Each line that follows should be printed again exactly as it stands.

┌─ Given data

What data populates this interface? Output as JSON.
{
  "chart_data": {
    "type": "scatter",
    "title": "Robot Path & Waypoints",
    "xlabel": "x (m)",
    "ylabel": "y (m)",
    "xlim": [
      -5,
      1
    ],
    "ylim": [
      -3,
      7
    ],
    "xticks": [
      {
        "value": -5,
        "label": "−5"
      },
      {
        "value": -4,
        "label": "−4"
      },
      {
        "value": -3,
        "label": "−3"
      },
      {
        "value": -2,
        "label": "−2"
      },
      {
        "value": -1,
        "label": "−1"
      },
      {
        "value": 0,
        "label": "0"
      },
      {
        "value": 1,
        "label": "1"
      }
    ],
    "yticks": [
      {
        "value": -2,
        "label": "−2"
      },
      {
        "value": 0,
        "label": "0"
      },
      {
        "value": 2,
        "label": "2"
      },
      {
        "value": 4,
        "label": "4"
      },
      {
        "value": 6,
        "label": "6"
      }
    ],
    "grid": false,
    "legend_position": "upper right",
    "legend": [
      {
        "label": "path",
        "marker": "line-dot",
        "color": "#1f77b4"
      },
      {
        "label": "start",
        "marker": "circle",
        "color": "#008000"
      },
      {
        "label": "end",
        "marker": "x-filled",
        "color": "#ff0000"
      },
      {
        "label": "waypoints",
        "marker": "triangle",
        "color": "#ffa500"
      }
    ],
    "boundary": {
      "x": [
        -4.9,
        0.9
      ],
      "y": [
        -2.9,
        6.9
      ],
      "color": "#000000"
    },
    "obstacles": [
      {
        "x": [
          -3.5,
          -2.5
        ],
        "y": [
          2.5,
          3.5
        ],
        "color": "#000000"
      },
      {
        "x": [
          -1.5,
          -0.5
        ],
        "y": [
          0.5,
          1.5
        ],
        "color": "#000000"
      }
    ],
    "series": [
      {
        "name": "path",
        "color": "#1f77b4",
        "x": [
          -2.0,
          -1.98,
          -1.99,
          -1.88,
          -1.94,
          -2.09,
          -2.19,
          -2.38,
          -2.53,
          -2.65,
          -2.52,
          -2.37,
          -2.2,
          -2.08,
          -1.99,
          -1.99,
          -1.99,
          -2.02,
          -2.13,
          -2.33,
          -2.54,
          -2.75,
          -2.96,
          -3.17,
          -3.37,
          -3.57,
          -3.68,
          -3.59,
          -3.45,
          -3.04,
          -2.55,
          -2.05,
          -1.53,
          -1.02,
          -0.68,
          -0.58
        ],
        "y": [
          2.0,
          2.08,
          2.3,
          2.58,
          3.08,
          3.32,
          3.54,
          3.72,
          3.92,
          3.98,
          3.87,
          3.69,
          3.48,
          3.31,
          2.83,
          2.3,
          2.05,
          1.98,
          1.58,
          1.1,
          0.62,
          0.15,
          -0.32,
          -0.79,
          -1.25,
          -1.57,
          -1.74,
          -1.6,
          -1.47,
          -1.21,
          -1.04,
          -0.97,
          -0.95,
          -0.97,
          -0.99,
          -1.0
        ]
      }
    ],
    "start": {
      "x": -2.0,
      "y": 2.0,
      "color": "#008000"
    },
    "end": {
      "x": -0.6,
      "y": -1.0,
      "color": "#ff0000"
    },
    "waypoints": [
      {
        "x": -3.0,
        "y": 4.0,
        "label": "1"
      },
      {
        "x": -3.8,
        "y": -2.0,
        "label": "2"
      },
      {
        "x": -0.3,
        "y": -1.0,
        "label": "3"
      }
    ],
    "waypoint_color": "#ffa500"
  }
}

└─

The completed task:
What data populates this interface? Output as JSON.
{
  "chart_data": {
    "type": "scatter",
    "title": "Robot Path & Waypoints",
    "xlabel": "x (m)",
    "ylabel": "y (m)",
    "xlim": [
      -5,
      1
    ],
    "ylim": [
      -3,
      7
    ],
    "xticks": [
      {
        "value": -5,
        "label": "−5"
      },
      {
        "value": -4,
        "label": "−4"
      },
      {
        "value": -3,
        "label": "−3"
      },
      {
        "value": -2,
        "label": "−2"
      },
      {
        "value": -1,
        "label": "−1"
      },
      {
        "value": 0,
        "label": "0"
      },
      {
        "value": 1,
        "label": "1"
      }
    ],
    "yticks": [
      {
        "value": -2,
        "label": "−2"
      },
      {
        "value": 0,
        "label": "0"
      },
      {
        "value": 2,
        "label": "2"
      },
      {
        "value": 4,
        "label": "4"
      },
      {
        "value": 6,
        "label": "6"
      }
    ],
    "grid": false,
    "legend_position": "upper right",
    "legend": [
      {
        "label": "path",
        "marker": "line-dot",
        "color": "#1f77b4"
      },
      {
        "label": "start",
        "marker": "circle",
        "color": "#008000"
      },
      {
        "label": "end",
        "marker": "x-filled",
        "color": "#ff0000"
      },
      {
        "label": "waypoints",
        "marker": "triangle",
        "color": "#ffa500"
      }
    ],
    "boundary": {
      "x": [
        -4.9,
        0.9
      ],
      "y": [
        -2.9,
        6.9
      ],
      "color": "#000000"
    },
    "obstacles": [
      {
        "x": [
          -3.5,
          -2.5
        ],
        "y": [
          2.5,
          3.5
        ],
        "color": "#000000"
      },
      {
        "x": [
          -1.5,
          -0.5
        ],
        "y": [
          0.5,
          1.5
        ],
        "color": "#000000"
      }
    ],
    "series": [
      {
        "name": "path",
        "color": "#1f77b4",
        "x": [
          -2.0,
          -1.98,
          -1.99,
          -1.88,
          -1.94,
          -2.09,
          -2.19,
          -2.38,
          -2.53,
          -2.65,
          -2.52,
          -2.37,
          -2.2,
          -2.08,
          -1.99,
          -1.99,
          -1.99,
          -2.02,
          -2.13,
          -2.33,
          -2.54,
          -2.75,
          -2.96,
          -3.17,
          -3.37,
          -3.57,
          -3.68,
          -3.59,
          -3.45,
          -3.04,
          -2.55,
          -2.05,
          -1.53,
          -1.02,
          -0.68,
          -0.58
        ],
        "y": [
          2.0,
          2.08,
          2.3,
          2.58,
          3.08,
          3.32,
          3.54,
          3.72,
          3.92,
          3.98,
          3.87,
          3.69,
          3.48,
          3.31,
          2.83,
          2.3,
          2.05,
          1.98,
          1.58,
          1.1,
          0.62,
          0.15,
          -0.32,
          -0.79,
          -1.25,
          -1.57,
          -1.74,
          -1.6,
          -1.47,
          -1.21,
          -1.04,
          -0.97,
          -0.95,
          -0.97,
          -0.99,
          -1.0
        ]
      }
    ],
    "start": {
      "x": -2.0,
      "y": 2.0,
      "color": "#008000"
    },
    "end": {
      "x": -0.6,
      "y": -1.0,
      "color": "#ff0000"
    },
    "waypoints": [
      {
        "x": -3.0,
        "y": 4.0,
        "label": "1"
      },
      {
        "x": -3.8,
        "y": -2.0,
        "label": "2"
      },
      {
        "x": -0.3,
        "y": -1.0,
        "label": "3"
      }
    ],
    "waypoint_color": "#ffa500"
  }
}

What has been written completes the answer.